WHAT TO WORK ON:
Extract every entry word for word.

[Chart and figure data]
------------------------------

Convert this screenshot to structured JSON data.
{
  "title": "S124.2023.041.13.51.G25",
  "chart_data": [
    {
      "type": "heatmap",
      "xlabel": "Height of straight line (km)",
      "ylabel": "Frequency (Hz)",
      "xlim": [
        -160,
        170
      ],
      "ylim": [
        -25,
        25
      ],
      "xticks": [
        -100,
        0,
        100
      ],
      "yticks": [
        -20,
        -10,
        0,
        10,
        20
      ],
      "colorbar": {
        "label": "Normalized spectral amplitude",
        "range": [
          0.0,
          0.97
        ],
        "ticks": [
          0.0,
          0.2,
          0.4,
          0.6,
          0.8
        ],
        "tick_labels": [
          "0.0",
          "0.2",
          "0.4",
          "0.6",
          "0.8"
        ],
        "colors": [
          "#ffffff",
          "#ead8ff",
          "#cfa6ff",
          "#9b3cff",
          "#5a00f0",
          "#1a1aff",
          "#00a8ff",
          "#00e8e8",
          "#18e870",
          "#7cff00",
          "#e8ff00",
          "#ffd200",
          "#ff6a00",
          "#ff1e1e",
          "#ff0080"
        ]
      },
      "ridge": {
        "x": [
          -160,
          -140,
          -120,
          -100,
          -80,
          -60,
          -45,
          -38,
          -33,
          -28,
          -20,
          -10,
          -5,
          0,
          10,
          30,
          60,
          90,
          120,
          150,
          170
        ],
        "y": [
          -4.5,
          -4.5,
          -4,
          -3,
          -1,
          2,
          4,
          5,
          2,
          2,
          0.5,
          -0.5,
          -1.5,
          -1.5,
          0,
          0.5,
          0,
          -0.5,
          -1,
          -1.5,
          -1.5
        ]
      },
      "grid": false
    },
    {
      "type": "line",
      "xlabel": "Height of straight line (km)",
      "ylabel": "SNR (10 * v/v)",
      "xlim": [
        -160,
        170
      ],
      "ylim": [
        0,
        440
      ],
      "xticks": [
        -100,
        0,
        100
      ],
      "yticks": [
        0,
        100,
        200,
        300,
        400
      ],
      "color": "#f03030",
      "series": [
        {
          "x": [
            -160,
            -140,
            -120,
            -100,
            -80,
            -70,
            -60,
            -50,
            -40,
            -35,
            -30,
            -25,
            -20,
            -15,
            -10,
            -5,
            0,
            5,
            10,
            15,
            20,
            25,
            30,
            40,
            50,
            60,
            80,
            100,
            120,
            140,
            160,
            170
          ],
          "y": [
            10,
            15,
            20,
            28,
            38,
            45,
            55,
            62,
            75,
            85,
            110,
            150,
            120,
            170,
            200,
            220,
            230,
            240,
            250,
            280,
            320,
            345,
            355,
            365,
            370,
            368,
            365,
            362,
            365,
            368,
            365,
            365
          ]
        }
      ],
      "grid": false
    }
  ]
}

------------------------------

RESPONSE FOR THIS EXERCISE:
Convert this screenshot to structured JSON data.
{
  "title": "S124.2023.041.13.51.G25",
  "chart_data": [
    {
      "type": "heatmap",
      "xlabel": "Height of straight line (km)",
      "ylabel": "Frequency (Hz)",
      "xlim": [
        -160,
        170
      ],
      "ylim": [
        -25,
        25
      ],
      "xticks": [
        -100,
        0,
        100
      ],
      "yticks": [
        -20,
        -10,
        0,
        10,
        20
      ],
      "colorbar": {
        "label": "Normalized spectral amplitude",
        "range": [
          0.0,
          0.97
        ],
        "ticks": [
          0.0,
          0.2,
          0.4,
          0.6,
          0.8
        ],
        "tick_labels": [
          "0.0",
          "0.2",
          "0.4",
          "0.6",
          "0.8"
        ],
        "colors": [
          "#ffffff",
          "#ead8ff",
          "#cfa6ff",
          "#9b3cff",
          "#5a00f0",
          "#1a1aff",
          "#00a8ff",
          "#00e8e8",
          "#18e870",
          "#7cff00",
          "#e8ff00",
          "#ffd200",
          "#ff6a00",
          "#ff1e1e",
          "#ff0080"
        ]
      },
      "ridge": {
        "x": [
          -160,
          -140,
          -120,
          -100,
          -80,
          -60,
          -45,
          -38,
          -33,
          -28,
          -20,
          -10,
          -5,
          0,
          10,
          30,
          60,
          90,
          120,
          150,
          170
        ],
        "y": [
          -4.5,
          -4.5,
          -4,
          -3,
          -1,
          2,
          4,
          5,
          2,
          2,
          0.5,
          -0.5,
          -1.5,
          -1.5,
          0,
          0.5,
          0,
          -0.5,
          -1,
          -1.5,
          -1.5
        ]
      },
      "grid": false
    },
    {
      "type": "line",
      "xlabel": "Height of straight line (km)",
      "ylabel": "SNR (10 * v/v)",
      "xlim": [
        -160,
        170
      ],
      "ylim": [
        0,
        440
      ],
      "xticks": [
        -100,
        0,
        100
      ],
      "yticks": [
        0,
        100,
        200,
        300,
        400
      ],
      "color": "#f03030",
      "series": [
        {
          "x": [
            -160,
            -140,
            -120,
            -100,
            -80,
            -70,
            -60,
            -50,
            -40,
            -35,
            -30,
            -25,
            -20,
            -15,
            -10,
            -5,
            0,
            5,
            10,
            15,
            20,
            25,
            30,
            40,
            50,
            60,
            80,
            100,
            120,
            140,
            160,
            170
          ],
          "y": [
            10,
            15,
            20,
            28,
            38,
            45,
            55,
            62,
            75,
            85,
            110,
            150,
            120,
            170,
            200,
            220,
            230,
            240,
            250,
            280,
            320,
            345,
            355,
            365,
            370,
            368,
            365,
            362,
            365,
            368,
            365,
            365
          ]
        }
      ],
      "grid": false
    }
  ]
}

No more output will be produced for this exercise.